168 projects tagged "Linux"
GNUnet is a peer-to-peer framework with focus on providing security. All peer-to-peer messages in the network are confidential and authenticated. The framework provides a transport abstraction layer and can currently encapsulate the network traffic in UDP, TCP, HTTP, HTTPS, or direct 802.11 (WLAN). GNUnet supports accounting to provide contributing nodes with better service. The services built on top of the framework include anonymous file sharing and a virtual network providing IPv4-IPv6 transition via protocol translation over the P2P network.
U++ is a C++ cross-platform rapid application development suite focused on programmers' productivity without sacrificing runtime performance. Based on strictly deterministic design, it provides a viable alternative to garbage-collected platforms, even for business logic oriented problems.
Heartbeat is a full-function high-availability system for Linux and other POSIX-like OSes. It monitors services and restarts them on errors. When managing a cluster (more than 1 machine), it will also monitor the members of the cluster and begin recovery of lost services in less than a second. It runs over serial ports and UDP broadcast/multicast, as well as OpenAIS multicast. It is easily adapted to different interconnect media and protocols. When used in a cluster, it can operate using shared disks, data replication, or no data sharing. Versions starting with 2.0 are comparable to any commercial HA package, providing resource monitoring, larger clusters, and detailed dependency information.

Data section:

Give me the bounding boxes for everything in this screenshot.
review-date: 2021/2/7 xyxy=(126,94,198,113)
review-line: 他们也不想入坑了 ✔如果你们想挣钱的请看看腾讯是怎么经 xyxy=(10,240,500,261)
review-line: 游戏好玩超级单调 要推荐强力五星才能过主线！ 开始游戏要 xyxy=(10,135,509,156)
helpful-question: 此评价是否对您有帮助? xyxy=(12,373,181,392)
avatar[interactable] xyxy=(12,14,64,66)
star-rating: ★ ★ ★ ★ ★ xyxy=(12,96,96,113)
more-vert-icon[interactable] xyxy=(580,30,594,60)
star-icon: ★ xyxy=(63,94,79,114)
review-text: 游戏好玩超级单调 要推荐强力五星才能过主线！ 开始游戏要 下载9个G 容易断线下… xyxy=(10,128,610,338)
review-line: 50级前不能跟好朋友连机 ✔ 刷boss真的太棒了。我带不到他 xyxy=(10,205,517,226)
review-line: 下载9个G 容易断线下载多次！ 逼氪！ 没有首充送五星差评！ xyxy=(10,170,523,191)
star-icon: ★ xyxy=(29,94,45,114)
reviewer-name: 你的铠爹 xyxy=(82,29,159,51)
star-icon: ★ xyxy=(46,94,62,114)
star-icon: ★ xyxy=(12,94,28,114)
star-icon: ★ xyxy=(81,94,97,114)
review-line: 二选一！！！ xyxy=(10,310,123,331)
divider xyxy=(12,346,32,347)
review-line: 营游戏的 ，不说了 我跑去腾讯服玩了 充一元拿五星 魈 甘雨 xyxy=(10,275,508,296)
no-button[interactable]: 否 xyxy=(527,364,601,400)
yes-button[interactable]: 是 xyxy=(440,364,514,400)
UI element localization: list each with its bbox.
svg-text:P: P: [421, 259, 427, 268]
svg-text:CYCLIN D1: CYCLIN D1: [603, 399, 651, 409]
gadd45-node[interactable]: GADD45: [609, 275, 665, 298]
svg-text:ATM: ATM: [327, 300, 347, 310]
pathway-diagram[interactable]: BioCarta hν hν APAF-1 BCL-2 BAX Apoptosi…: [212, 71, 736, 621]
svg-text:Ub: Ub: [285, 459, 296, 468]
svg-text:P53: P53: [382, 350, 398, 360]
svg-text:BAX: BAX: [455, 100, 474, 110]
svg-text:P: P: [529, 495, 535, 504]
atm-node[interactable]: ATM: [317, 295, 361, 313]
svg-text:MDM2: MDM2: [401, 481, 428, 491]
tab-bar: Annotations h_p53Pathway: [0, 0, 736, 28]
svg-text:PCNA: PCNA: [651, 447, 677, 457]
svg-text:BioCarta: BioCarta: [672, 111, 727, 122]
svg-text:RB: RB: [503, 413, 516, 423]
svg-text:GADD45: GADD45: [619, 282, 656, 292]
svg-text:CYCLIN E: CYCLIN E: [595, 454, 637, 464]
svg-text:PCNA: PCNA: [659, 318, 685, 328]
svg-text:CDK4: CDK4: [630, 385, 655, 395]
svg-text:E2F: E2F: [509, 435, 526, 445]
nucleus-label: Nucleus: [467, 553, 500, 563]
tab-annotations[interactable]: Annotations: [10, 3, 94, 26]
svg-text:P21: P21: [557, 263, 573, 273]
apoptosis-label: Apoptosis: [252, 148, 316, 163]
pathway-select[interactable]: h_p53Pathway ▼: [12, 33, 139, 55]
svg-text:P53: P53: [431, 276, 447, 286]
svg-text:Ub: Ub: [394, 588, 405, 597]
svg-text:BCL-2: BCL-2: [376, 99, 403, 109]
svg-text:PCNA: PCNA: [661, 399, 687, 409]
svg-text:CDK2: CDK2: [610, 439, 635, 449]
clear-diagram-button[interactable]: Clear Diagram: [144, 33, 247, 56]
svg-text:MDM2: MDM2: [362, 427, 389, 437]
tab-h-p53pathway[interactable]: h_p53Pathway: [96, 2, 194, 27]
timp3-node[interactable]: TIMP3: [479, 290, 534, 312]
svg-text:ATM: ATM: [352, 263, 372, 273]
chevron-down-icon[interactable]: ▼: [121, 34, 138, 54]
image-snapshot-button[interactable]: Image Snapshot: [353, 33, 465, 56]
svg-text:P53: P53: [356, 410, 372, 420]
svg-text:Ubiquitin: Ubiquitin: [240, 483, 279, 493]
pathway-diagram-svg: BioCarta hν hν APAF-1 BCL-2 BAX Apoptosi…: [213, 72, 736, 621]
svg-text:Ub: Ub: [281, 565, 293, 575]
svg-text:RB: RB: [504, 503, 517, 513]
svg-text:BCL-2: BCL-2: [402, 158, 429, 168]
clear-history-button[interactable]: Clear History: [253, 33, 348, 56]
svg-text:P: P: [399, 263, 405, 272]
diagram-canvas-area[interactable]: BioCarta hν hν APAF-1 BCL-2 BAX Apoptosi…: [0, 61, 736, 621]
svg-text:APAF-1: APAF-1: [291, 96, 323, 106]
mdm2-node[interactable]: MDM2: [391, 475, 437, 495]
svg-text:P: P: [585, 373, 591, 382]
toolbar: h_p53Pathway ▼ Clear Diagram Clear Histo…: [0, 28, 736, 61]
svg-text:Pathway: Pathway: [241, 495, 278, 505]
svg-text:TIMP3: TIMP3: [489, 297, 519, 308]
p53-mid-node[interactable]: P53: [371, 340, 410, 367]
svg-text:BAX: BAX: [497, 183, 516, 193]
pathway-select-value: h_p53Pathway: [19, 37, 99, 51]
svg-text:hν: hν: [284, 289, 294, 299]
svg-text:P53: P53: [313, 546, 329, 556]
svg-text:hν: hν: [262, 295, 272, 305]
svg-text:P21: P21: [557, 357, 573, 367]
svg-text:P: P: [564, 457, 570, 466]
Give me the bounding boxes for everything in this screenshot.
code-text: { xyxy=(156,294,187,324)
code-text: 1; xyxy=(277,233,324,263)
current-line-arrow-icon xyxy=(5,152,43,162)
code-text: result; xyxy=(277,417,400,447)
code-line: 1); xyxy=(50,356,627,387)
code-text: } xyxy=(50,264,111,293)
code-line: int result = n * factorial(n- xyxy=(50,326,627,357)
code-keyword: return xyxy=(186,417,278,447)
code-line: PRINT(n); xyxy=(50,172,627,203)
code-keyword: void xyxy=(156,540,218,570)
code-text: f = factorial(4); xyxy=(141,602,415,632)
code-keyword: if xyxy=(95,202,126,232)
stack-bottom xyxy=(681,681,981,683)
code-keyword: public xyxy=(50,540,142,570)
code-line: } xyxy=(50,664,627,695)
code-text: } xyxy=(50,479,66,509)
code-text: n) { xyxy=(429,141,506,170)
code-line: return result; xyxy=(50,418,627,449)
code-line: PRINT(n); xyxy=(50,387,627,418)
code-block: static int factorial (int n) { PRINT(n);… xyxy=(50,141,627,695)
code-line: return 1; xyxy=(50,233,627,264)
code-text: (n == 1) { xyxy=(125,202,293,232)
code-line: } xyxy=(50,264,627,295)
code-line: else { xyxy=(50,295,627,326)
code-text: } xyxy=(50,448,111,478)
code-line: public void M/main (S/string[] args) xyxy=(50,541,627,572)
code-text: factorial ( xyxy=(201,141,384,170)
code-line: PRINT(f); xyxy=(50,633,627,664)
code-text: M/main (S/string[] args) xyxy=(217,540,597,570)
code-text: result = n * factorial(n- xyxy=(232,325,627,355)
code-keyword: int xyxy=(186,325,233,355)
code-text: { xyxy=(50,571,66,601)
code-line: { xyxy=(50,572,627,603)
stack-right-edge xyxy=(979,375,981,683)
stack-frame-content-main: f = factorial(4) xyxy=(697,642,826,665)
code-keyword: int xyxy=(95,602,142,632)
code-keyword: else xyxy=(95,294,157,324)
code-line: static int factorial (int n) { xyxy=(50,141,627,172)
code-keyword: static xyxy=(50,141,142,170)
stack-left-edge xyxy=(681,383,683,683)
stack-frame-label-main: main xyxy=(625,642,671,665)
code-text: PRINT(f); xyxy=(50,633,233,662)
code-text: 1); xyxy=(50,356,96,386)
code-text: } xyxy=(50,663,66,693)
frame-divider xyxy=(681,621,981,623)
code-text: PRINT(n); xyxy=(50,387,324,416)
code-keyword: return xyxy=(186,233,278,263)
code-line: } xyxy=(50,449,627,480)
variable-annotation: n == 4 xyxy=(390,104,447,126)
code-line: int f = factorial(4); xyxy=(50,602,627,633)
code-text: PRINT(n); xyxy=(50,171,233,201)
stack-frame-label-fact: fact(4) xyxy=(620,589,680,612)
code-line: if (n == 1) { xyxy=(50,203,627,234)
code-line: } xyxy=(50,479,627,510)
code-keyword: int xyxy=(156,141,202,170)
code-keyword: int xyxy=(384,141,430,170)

Problem set:
1. In the Linux project listing, swap "framework" for "platform" and give the passage from "168 projects tagged" up to and including "logic oriented problems." with that change.
2. In the Linux project listing, what transports can GNUnet currently encapsulate network traffic in?
3. Extend the Linux project listing from where it stops.

Results of the tasks:
1.
168 projects tagged "Linux"
GNUnet is a peer-to-peer platform with focus on providing security. All peer-to-peer messages in the network are confidential and authenticated. The platform provides a transport abstraction layer and can currently encapsulate the network traffic in UDP, TCP, HTTP, HTTPS, or direct 802.11 (WLAN). GNUnet supports accounting to provide contributing nodes with better service. The services built on top of the platform include anonymous file sharing and a virtual network providing IPv4-IPv6 transition via protocol translation over the P2P network.
U++ is a C++ cross-platform rapid application development suite focused on programmers' productivity without sacrificing runtime performance. Based on strictly deterministic design, it provides a viable alternative to garbage-collected platforms, even for business logic oriented problems.

2. UDP, TCP, HTTP, HTTPS, or direct 802.11 (WLAN).

3.
Libzdb is a database library with thread-safe connection pooling. The library can connect transparently to multiple database systems. It has zero runtime configuration and connections are specified via a URL scheme. A modern object-oriented API is provided. Libzdb supports MySQL, PostgreSQL, SQLite, and Oracle.
ClanLib is a cross-platform game SDK currently supporting Windows and Linux. It provides easy-to-use interfaces for 2D graphics, input, sound, resources, networking, GUI, OpenGL, and more. The goal is to provide a game SDK that does all the dirty work that all modern games need to implement anyway, thus making the game developer concentrate on the gameplay instead of reinventing the wheel over and over again.
JACK is a low-latency audio server. It can connect a number of different applications to an audio device, as well as allowing them to share audio between themselves. Its clients can run in their own processes (i.e., as normal applications), or can they can run within the JACK server (as a "plugin"). JACK is different from other audio server efforts in that it has been designed from the ground up to be suitable for professional audio work. This means that it focuses on two key areas: synchronous execution of all clients, and low latency operation.
Elektra is a universal hierarchical configuration store, similar to GConf and the Windows Registry. It allows programs to read and save their configurations with a consistent API, and allows them to be aware of other applications' configurations, leveraging easy application integration. While architecturally similar to other OS registries, Elektra does not have most of the problems found in those implementations. Elektra includes a library, an API, and commandline and GUI tools for administration tasks.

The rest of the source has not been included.